* **EXERCISE TASK**
Locate each line containing the string "створок" and copy it out.

* **INFORMATION GIVEN**
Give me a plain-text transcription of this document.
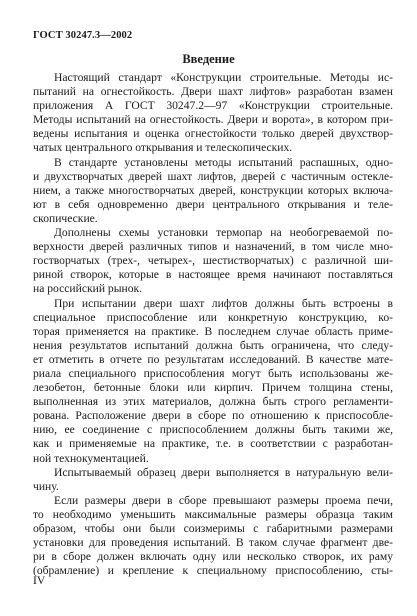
ГОСТ 30247.3—2002
Введение
Настоящий стандарт «Конструкции строительные. Методы ис-
пытаний на огнестойкость. Двери шахт лифтов» разработан взамен
приложения А ГОСТ 30247.2—97 «Конструкции строительные.
Методы испытаний на огнестойкость. Двери и ворота», в котором при-
ведены испытания и оценка огнестойкости только дверей двухствор-
чатых центрального открывания и телескопических.
В стандарте установлены методы испытаний распашных, одно-
и двухстворчатых дверей шахт лифтов, дверей с частичным остекле-
нием, а также многостворчатых дверей, конструкции которых включа-
ют в себя одновременно двери центрального открывания и теле-
скопические.
Дополнены схемы установки термопар на необогреваемой по-
верхности дверей различных типов и назначений, в том числе мно-
гостворчатых (трех-, четырех-, шестистворчатых) с различной ши-
риной створок, которые в настоящее время начинают поставляться
на российский рынок.
При испытании двери шахт лифтов должны быть встроены в
специальное приспособление или конкретную конструкцию, ко-
торая применяется на практике. В последнем случае область приме-
нения результатов испытаний должна быть ограничена, что следу-
ет отметить в отчете по результатам исследований. В качестве мате-
риала специального приспособления могут быть использованы же-
лезобетон, бетонные блоки или кирпич. Причем толщина стены,
выполненная из этих материалов, должна быть строго регламенти-
рована. Расположение двери в сборе по отношению к приспособле-
нию, ее соединение с приспособлением должны быть такими же,
как и применяемые на практике, т.е. в соответствии с разработан-
ной технокументацией.
Испытываемый образец двери выполняется в натуральную вели-
чину.
Если размеры двери в сборе превышают размеры проема печи,
то необходимо уменьшить максимальные размеры образца таким
образом, чтобы они были соизмеримы с габаритными размерами
установки для проведения испытаний. В таком случае фрагмент две-
ри в сборе должен включать одну или несколько створок, их раму
(обрамление) и крепление к специальному приспособлению, сты-
IV
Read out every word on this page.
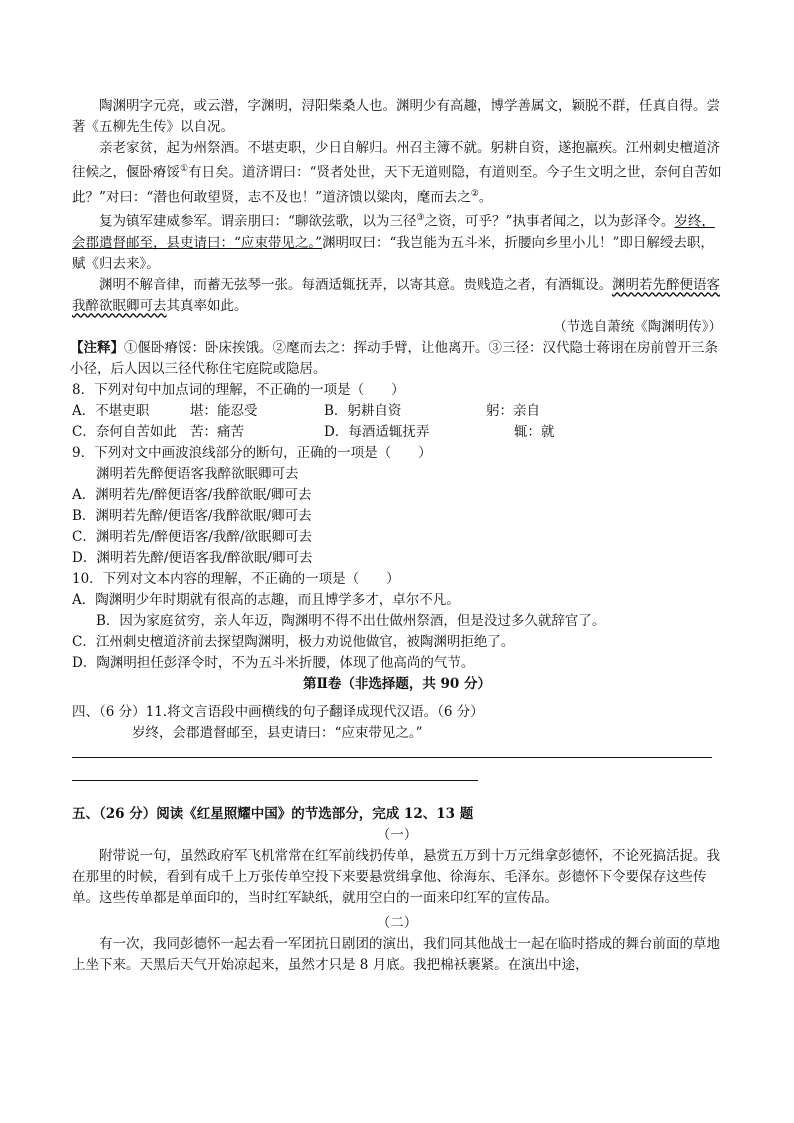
陶渊明字元亮，或云潜，字渊明，浔阳柴桑人也。渊明少有高趣，博学善属文，颖脱不群，任真自得。尝著《五柳先生传》以自况。

亲老家贫，起为州祭酒。不堪吏职，少日自解归。州召主簿不就。躬耕自资，遂抱羸疾。江州刺史檀道济往候之，偃卧瘠馁①有日矣。道济谓曰：“贤者处世，天下无道则隐，有道则至。今子生文明之世，奈何自苦如此？”对曰：“潜也何敢望贤，志不及也！”道济馈以粱肉，麾而去之②。

复为镇军建威参军。谓亲朋曰：“聊欲弦歌，以为三径③之资，可乎？”执事者闻之，以为彭泽令。岁终，会郡遣督邮至，县吏请曰：“应束带见之。”渊明叹曰：“我岂能为五斗米，折腰向乡里小儿！”即日解绶去职，赋《归去来》。

渊明不解音律，而蓄无弦琴一张。每酒适辄抚弄，以寄其意。贵贱造之者，有酒辄设。渊明若先醉便语客我醉欲眠卿可去其真率如此。

（节选自萧统《陶渊明传》）

【注释】①偃卧瘠馁：卧床挨饿。②麾而去之：挥动手臂，让他离开。③三径：汉代隐士蒋诩在房前曾开三条小径，后人因以三径代称住宅庭院或隐居。

8．下列对句中加点词的理解，不正确的一项是（　　）

A．不堪吏职	堪：能忍受	B．躬耕自资	躬：亲自
C．奈何自苦如此 苦：痛苦	D．每酒适辄抚弄	辄：就

9．下列对文中画波浪线部分的断句，正确的一项是（　　）

渊明若先醉便语客我醉欲眠卿可去

A．渊明若先/醉便语客/我醉欲眠/卿可去

B．渊明若先醉/便语客/我醉欲眠/卿可去

C．渊明若先/醉便语客/我醉/欲眠卿可去

D．渊明若先醉/便语客我/醉欲眠/卿可去

10．下列对文本内容的理解，不正确的一项是（　　）

A．陶渊明少年时期就有很高的志趣，而且博学多才，卓尔不凡。

B．因为家庭贫穷，亲人年迈，陶渊明不得不出仕做州祭酒，但是没过多久就辞官了。

C．江州刺史檀道济前去探望陶渊明，极力劝说他做官，被陶渊明拒绝了。

D．陶渊明担任彭泽令时，不为五斗米折腰，体现了他高尚的气节。

第Ⅱ卷（非选择题，共 90 分）

四、（6 分）11.将文言语段中画横线的句子翻译成现代汉语。（6 分）

岁终，会郡遣督邮至，县吏请曰：“应束带见之。”

五、（26 分）阅读《红星照耀中国》的节选部分，完成 12、13 题

（一）

附带说一句，虽然政府军飞机常常在红军前线扔传单，悬赏五万到十万元缉拿彭德怀，不论死搞活捉。我在那里的时候，看到有成千上万张传单空投下来要悬赏缉拿他、徐海东、毛泽东。彭德怀下令要保存这些传单。这些传单都是单面印的，当时红军缺纸，就用空白的一面来印红军的宣传品。

（二）

有一次，我同彭德怀一起去看一军团抗日剧团的演出，我们同其他战士一起在临时搭成的舞台前面的草地上坐下来。天黑后天气开始凉起来，虽然才只是 8 月底。我把棉袄裹紧。在演出中途，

* **WRITTEN REPLY**
риной створок, которые в настоящее время начинают поставляться
ри в сборе должен включать одну или несколько створок, их раму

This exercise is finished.